— START EXTRACTED DATA —

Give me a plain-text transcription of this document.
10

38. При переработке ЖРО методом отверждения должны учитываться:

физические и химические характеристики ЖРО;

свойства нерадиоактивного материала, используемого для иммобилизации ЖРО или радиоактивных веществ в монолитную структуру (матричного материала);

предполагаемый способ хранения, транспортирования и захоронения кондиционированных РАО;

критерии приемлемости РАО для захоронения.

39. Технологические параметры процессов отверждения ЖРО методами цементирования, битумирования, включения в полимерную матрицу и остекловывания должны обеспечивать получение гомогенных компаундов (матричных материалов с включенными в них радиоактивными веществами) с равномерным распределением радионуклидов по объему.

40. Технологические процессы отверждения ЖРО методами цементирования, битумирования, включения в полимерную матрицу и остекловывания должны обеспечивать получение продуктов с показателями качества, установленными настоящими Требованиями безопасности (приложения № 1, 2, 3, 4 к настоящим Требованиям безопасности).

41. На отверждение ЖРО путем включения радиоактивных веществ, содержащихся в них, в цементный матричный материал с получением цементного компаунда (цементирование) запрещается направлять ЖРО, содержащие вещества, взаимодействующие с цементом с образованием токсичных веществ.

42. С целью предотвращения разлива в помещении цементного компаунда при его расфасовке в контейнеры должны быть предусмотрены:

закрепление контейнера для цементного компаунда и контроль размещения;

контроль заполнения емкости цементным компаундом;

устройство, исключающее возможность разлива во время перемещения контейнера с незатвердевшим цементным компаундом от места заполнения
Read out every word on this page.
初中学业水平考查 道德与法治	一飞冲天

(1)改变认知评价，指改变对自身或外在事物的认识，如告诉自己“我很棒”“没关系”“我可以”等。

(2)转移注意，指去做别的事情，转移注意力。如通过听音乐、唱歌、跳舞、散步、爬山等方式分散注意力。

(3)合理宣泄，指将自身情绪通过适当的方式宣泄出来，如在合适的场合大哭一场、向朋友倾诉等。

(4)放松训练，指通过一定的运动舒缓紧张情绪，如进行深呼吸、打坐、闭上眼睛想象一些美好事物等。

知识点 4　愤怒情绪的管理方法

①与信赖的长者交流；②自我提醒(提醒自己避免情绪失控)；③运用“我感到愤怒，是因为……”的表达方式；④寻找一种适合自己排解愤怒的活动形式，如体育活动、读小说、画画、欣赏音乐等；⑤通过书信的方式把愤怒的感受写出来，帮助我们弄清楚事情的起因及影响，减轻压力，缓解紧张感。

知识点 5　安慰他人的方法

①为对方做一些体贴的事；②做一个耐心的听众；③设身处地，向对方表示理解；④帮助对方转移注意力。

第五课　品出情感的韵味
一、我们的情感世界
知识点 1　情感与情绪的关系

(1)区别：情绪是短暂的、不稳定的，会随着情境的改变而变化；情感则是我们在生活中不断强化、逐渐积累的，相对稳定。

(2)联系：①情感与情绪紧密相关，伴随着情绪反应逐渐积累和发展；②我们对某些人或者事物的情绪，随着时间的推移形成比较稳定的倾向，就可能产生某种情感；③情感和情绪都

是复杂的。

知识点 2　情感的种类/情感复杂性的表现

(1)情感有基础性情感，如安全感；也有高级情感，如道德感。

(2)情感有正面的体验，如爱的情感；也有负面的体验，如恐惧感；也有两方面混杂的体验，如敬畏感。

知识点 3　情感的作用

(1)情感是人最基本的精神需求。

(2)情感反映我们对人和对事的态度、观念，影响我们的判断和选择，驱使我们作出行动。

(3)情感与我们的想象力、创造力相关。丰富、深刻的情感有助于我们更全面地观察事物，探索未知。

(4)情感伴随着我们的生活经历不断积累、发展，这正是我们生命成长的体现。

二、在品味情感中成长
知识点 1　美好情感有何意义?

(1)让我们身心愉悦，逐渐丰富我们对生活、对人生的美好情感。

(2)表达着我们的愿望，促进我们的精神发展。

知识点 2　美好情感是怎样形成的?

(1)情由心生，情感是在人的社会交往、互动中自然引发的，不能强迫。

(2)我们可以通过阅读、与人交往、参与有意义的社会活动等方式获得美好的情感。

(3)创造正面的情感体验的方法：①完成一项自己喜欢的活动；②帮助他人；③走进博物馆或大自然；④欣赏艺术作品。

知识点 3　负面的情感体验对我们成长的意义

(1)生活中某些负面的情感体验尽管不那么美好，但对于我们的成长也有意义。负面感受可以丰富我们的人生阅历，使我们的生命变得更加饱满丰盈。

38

— END EXTRACTED DATA —

→ WHAT THE TASK ASKS:
Output the listing above exactly as it appears.

→ SOLVED EXERCISE:
Give me a plain-text transcription of this document.
10

38. При переработке ЖРО методом отверждения должны учитываться:

физические и химические характеристики ЖРО;

свойства нерадиоактивного материала, используемого для иммобилизации ЖРО или радиоактивных веществ в монолитную структуру (матричного материала);

предполагаемый способ хранения, транспортирования и захоронения кондиционированных РАО;

критерии приемлемости РАО для захоронения.

39. Технологические параметры процессов отверждения ЖРО методами цементирования, битумирования, включения в полимерную матрицу и остекловывания должны обеспечивать получение гомогенных компаундов (матричных материалов с включенными в них радиоактивными веществами) с равномерным распределением радионуклидов по объему.

40. Технологические процессы отверждения ЖРО методами цементирования, битумирования, включения в полимерную матрицу и остекловывания должны обеспечивать получение продуктов с показателями качества, установленными настоящими Требованиями безопасности (приложения № 1, 2, 3, 4 к настоящим Требованиям безопасности).

41. На отверждение ЖРО путем включения радиоактивных веществ, содержащихся в них, в цементный матричный материал с получением цементного компаунда (цементирование) запрещается направлять ЖРО, содержащие вещества, взаимодействующие с цементом с образованием токсичных веществ.

42. С целью предотвращения разлива в помещении цементного компаунда при его расфасовке в контейнеры должны быть предусмотрены:

закрепление контейнера для цементного компаунда и контроль размещения;

контроль заполнения емкости цементным компаундом;

устройство, исключающее возможность разлива во время перемещения контейнера с незатвердевшим цементным компаундом от места заполнения
Read out every word on this page.
初中学业水平考查 道德与法治	一飞冲天

(1)改变认知评价，指改变对自身或外在事物的认识，如告诉自己“我很棒”“没关系”“我可以”等。

(2)转移注意，指去做别的事情，转移注意力。如通过听音乐、唱歌、跳舞、散步、爬山等方式分散注意力。

(3)合理宣泄，指将自身情绪通过适当的方式宣泄出来，如在合适的场合大哭一场、向朋友倾诉等。

(4)放松训练，指通过一定的运动舒缓紧张情绪，如进行深呼吸、打坐、闭上眼睛想象一些美好事物等。

知识点 4　愤怒情绪的管理方法

①与信赖的长者交流；②自我提醒(提醒自己避免情绪失控)；③运用“我感到愤怒，是因为……”的表达方式；④寻找一种适合自己排解愤怒的活动形式，如体育活动、读小说、画画、欣赏音乐等；⑤通过书信的方式把愤怒的感受写出来，帮助我们弄清楚事情的起因及影响，减轻压力，缓解紧张感。

知识点 5　安慰他人的方法

①为对方做一些体贴的事；②做一个耐心的听众；③设身处地，向对方表示理解；④帮助对方转移注意力。

第五课　品出情感的韵味
一、我们的情感世界
知识点 1　情感与情绪的关系

(1)区别：情绪是短暂的、不稳定的，会随着情境的改变而变化；情感则是我们在生活中不断强化、逐渐积累的，相对稳定。

(2)联系：①情感与情绪紧密相关，伴随着情绪反应逐渐积累和发展；②我们对某些人或者事物的情绪，随着时间的推移形成比较稳定的倾向，就可能产生某种情感；③情感和情绪都

是复杂的。

知识点 2　情感的种类/情感复杂性的表现

(1)情感有基础性情感，如安全感；也有高级情感，如道德感。

(2)情感有正面的体验，如爱的情感；也有负面的体验，如恐惧感；也有两方面混杂的体验，如敬畏感。

知识点 3　情感的作用

(1)情感是人最基本的精神需求。

(2)情感反映我们对人和对事的态度、观念，影响我们的判断和选择，驱使我们作出行动。

(3)情感与我们的想象力、创造力相关。丰富、深刻的情感有助于我们更全面地观察事物，探索未知。

(4)情感伴随着我们的生活经历不断积累、发展，这正是我们生命成长的体现。

二、在品味情感中成长
知识点 1　美好情感有何意义?

(1)让我们身心愉悦，逐渐丰富我们对生活、对人生的美好情感。

(2)表达着我们的愿望，促进我们的精神发展。

知识点 2　美好情感是怎样形成的?

(1)情由心生，情感是在人的社会交往、互动中自然引发的，不能强迫。

(2)我们可以通过阅读、与人交往、参与有意义的社会活动等方式获得美好的情感。

(3)创造正面的情感体验的方法：①完成一项自己喜欢的活动；②帮助他人；③走进博物馆或大自然；④欣赏艺术作品。

知识点 3　负面的情感体验对我们成长的意义

(1)生活中某些负面的情感体验尽管不那么美好，但对于我们的成长也有意义。负面感受可以丰富我们的人生阅历，使我们的生命变得更加饱满丰盈。

38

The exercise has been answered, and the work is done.